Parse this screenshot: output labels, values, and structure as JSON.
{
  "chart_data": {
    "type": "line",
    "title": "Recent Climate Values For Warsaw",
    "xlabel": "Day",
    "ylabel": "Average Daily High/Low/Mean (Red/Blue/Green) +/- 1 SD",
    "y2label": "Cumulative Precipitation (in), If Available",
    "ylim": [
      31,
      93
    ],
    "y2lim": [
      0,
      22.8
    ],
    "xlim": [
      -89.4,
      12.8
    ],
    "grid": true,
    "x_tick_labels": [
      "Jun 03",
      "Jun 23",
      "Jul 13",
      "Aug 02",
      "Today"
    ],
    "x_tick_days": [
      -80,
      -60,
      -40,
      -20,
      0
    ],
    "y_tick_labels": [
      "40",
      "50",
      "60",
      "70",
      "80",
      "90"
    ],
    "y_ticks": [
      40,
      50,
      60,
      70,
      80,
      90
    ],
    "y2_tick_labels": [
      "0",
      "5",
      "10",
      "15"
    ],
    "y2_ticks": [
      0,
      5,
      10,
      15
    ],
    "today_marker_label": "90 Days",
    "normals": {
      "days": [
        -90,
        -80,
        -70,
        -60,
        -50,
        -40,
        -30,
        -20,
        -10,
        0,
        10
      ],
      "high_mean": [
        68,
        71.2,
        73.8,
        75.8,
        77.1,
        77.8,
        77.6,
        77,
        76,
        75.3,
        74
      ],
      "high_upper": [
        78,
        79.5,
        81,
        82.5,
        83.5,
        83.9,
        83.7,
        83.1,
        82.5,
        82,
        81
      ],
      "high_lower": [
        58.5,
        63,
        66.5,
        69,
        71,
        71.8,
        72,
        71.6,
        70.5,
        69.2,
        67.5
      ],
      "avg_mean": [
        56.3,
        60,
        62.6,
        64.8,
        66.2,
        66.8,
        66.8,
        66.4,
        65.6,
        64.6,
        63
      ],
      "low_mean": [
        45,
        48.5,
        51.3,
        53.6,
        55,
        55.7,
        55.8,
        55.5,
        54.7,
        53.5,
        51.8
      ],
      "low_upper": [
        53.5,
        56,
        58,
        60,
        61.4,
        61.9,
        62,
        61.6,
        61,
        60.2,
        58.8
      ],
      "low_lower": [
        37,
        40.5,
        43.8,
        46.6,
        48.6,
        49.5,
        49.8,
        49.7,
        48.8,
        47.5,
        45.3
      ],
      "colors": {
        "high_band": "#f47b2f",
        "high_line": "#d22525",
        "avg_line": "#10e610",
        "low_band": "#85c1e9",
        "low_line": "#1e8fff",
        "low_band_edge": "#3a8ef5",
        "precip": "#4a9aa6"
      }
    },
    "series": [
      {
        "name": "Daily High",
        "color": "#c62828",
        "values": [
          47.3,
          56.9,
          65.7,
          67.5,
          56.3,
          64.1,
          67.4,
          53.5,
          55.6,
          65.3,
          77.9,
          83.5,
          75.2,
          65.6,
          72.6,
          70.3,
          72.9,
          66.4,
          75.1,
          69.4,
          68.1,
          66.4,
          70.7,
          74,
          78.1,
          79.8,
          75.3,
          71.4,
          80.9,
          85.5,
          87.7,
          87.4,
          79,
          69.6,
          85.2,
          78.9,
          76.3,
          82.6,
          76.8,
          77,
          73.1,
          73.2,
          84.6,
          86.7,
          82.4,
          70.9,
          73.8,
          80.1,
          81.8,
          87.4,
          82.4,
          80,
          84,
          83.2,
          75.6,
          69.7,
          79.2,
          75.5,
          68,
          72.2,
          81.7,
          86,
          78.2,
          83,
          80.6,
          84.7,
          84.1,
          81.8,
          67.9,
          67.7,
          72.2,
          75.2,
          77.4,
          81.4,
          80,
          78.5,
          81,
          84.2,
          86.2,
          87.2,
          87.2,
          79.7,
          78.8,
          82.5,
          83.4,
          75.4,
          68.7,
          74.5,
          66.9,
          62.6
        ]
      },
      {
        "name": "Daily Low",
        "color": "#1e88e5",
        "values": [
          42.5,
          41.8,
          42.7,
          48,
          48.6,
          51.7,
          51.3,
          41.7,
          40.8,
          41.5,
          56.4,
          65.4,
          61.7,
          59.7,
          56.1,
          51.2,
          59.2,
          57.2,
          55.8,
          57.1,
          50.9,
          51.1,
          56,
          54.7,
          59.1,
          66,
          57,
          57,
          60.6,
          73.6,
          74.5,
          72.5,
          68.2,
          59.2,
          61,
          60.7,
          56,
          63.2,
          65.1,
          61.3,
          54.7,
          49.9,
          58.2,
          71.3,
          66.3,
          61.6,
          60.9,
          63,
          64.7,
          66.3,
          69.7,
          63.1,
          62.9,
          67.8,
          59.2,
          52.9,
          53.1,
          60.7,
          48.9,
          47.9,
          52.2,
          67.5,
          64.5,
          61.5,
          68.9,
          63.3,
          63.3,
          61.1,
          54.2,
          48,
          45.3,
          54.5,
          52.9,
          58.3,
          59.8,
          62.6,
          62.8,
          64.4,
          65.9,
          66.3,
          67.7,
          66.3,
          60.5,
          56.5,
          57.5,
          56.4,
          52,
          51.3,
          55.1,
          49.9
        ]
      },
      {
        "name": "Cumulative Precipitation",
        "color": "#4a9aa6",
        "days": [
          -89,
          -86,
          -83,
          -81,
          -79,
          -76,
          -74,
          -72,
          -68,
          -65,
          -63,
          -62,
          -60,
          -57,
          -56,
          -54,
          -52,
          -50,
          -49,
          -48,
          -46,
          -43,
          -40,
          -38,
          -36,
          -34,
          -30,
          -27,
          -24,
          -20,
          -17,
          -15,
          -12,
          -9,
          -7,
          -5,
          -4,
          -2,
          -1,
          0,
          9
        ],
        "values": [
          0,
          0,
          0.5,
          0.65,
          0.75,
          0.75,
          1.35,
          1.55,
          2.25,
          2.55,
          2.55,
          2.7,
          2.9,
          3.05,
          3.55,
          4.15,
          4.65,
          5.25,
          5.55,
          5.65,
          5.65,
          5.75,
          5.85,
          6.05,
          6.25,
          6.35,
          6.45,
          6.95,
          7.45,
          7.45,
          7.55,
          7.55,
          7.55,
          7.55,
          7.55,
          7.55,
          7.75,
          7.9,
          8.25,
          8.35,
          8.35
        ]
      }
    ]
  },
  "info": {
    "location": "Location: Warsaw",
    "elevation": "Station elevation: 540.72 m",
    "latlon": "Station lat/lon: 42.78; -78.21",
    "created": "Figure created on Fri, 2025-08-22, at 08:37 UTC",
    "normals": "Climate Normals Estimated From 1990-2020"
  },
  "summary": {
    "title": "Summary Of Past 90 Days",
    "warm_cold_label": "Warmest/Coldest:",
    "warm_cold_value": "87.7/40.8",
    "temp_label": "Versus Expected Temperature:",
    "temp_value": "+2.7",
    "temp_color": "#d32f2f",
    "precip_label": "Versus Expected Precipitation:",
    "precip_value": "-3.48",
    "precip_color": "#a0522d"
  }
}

++++

What you will do: Each line of the listing above should be output exactly.

Answer to this exercise:
Parse this screenshot: output labels, values, and structure as JSON.
{
  "chart_data": {
    "type": "line",
    "title": "Recent Climate Values For Warsaw",
    "xlabel": "Day",
    "ylabel": "Average Daily High/Low/Mean (Red/Blue/Green) +/- 1 SD",
    "y2label": "Cumulative Precipitation (in), If Available",
    "ylim": [
      31,
      93
    ],
    "y2lim": [
      0,
      22.8
    ],
    "xlim": [
      -89.4,
      12.8
    ],
    "grid": true,
    "x_tick_labels": [
      "Jun 03",
      "Jun 23",
      "Jul 13",
      "Aug 02",
      "Today"
    ],
    "x_tick_days": [
      -80,
      -60,
      -40,
      -20,
      0
    ],
    "y_tick_labels": [
      "40",
      "50",
      "60",
      "70",
      "80",
      "90"
    ],
    "y_ticks": [
      40,
      50,
      60,
      70,
      80,
      90
    ],
    "y2_tick_labels": [
      "0",
      "5",
      "10",
      "15"
    ],
    "y2_ticks": [
      0,
      5,
      10,
      15
    ],
    "today_marker_label": "90 Days",
    "normals": {
      "days": [
        -90,
        -80,
        -70,
        -60,
        -50,
        -40,
        -30,
        -20,
        -10,
        0,
        10
      ],
      "high_mean": [
        68,
        71.2,
        73.8,
        75.8,
        77.1,
        77.8,
        77.6,
        77,
        76,
        75.3,
        74
      ],
      "high_upper": [
        78,
        79.5,
        81,
        82.5,
        83.5,
        83.9,
        83.7,
        83.1,
        82.5,
        82,
        81
      ],
      "high_lower": [
        58.5,
        63,
        66.5,
        69,
        71,
        71.8,
        72,
        71.6,
        70.5,
        69.2,
        67.5
      ],
      "avg_mean": [
        56.3,
        60,
        62.6,
        64.8,
        66.2,
        66.8,
        66.8,
        66.4,
        65.6,
        64.6,
        63
      ],
      "low_mean": [
        45,
        48.5,
        51.3,
        53.6,
        55,
        55.7,
        55.8,
        55.5,
        54.7,
        53.5,
        51.8
      ],
      "low_upper": [
        53.5,
        56,
        58,
        60,
        61.4,
        61.9,
        62,
        61.6,
        61,
        60.2,
        58.8
      ],
      "low_lower": [
        37,
        40.5,
        43.8,
        46.6,
        48.6,
        49.5,
        49.8,
        49.7,
        48.8,
        47.5,
        45.3
      ],
      "colors": {
        "high_band": "#f47b2f",
        "high_line": "#d22525",
        "avg_line": "#10e610",
        "low_band": "#85c1e9",
        "low_line": "#1e8fff",
        "low_band_edge": "#3a8ef5",
        "precip": "#4a9aa6"
      }
    },
    "series": [
      {
        "name": "Daily High",
        "color": "#c62828",
        "values": [
          47.3,
          56.9,
          65.7,
          67.5,
          56.3,
          64.1,
          67.4,
          53.5,
          55.6,
          65.3,
          77.9,
          83.5,
          75.2,
          65.6,
          72.6,
          70.3,
          72.9,
          66.4,
          75.1,
          69.4,
          68.1,
          66.4,
          70.7,
          74,
          78.1,
          79.8,
          75.3,
          71.4,
          80.9,
          85.5,
          87.7,
          87.4,
          79,
          69.6,
          85.2,
          78.9,
          76.3,
          82.6,
          76.8,
          77,
          73.1,
          73.2,
          84.6,
          86.7,
          82.4,
          70.9,
          73.8,
          80.1,
          81.8,
          87.4,
          82.4,
          80,
          84,
          83.2,
          75.6,
          69.7,
          79.2,
          75.5,
          68,
          72.2,
          81.7,
          86,
          78.2,
          83,
          80.6,
          84.7,
          84.1,
          81.8,
          67.9,
          67.7,
          72.2,
          75.2,
          77.4,
          81.4,
          80,
          78.5,
          81,
          84.2,
          86.2,
          87.2,
          87.2,
          79.7,
          78.8,
          82.5,
          83.4,
          75.4,
          68.7,
          74.5,
          66.9,
          62.6
        ]
      },
      {
        "name": "Daily Low",
        "color": "#1e88e5",
        "values": [
          42.5,
          41.8,
          42.7,
          48,
          48.6,
          51.7,
          51.3,
          41.7,
          40.8,
          41.5,
          56.4,
          65.4,
          61.7,
          59.7,
          56.1,
          51.2,
          59.2,
          57.2,
          55.8,
          57.1,
          50.9,
          51.1,
          56,
          54.7,
          59.1,
          66,
          57,
          57,
          60.6,
          73.6,
          74.5,
          72.5,
          68.2,
          59.2,
          61,
          60.7,
          56,
          63.2,
          65.1,
          61.3,
          54.7,
          49.9,
          58.2,
          71.3,
          66.3,
          61.6,
          60.9,
          63,
          64.7,
          66.3,
          69.7,
          63.1,
          62.9,
          67.8,
          59.2,
          52.9,
          53.1,
          60.7,
          48.9,
          47.9,
          52.2,
          67.5,
          64.5,
          61.5,
          68.9,
          63.3,
          63.3,
          61.1,
          54.2,
          48,
          45.3,
          54.5,
          52.9,
          58.3,
          59.8,
          62.6,
          62.8,
          64.4,
          65.9,
          66.3,
          67.7,
          66.3,
          60.5,
          56.5,
          57.5,
          56.4,
          52,
          51.3,
          55.1,
          49.9
        ]
      },
      {
        "name": "Cumulative Precipitation",
        "color": "#4a9aa6",
        "days": [
          -89,
          -86,
          -83,
          -81,
          -79,
          -76,
          -74,
          -72,
          -68,
          -65,
          -63,
          -62,
          -60,
          -57,
          -56,
          -54,
          -52,
          -50,
          -49,
          -48,
          -46,
          -43,
          -40,
          -38,
          -36,
          -34,
          -30,
          -27,
          -24,
          -20,
          -17,
          -15,
          -12,
          -9,
          -7,
          -5,
          -4,
          -2,
          -1,
          0,
          9
        ],
        "values": [
          0,
          0,
          0.5,
          0.65,
          0.75,
          0.75,
          1.35,
          1.55,
          2.25,
          2.55,
          2.55,
          2.7,
          2.9,
          3.05,
          3.55,
          4.15,
          4.65,
          5.25,
          5.55,
          5.65,
          5.65,
          5.75,
          5.85,
          6.05,
          6.25,
          6.35,
          6.45,
          6.95,
          7.45,
          7.45,
          7.55,
          7.55,
          7.55,
          7.55,
          7.55,
          7.55,
          7.75,
          7.9,
          8.25,
          8.35,
          8.35
        ]
      }
    ]
  },
  "info": {
    "location": "Location: Warsaw",
    "elevation": "Station elevation: 540.72 m",
    "latlon": "Station lat/lon: 42.78; -78.21",
    "created": "Figure created on Fri, 2025-08-22, at 08:37 UTC",
    "normals": "Climate Normals Estimated From 1990-2020"
  },
  "summary": {
    "title": "Summary Of Past 90 Days",
    "warm_cold_label": "Warmest/Coldest:",
    "warm_cold_value": "87.7/40.8",
    "temp_label": "Versus Expected Temperature:",
    "temp_value": "+2.7",
    "temp_color": "#d32f2f",
    "precip_label": "Versus Expected Precipitation:",
    "precip_value": "-3.48",
    "precip_color": "#a0522d"
  }
}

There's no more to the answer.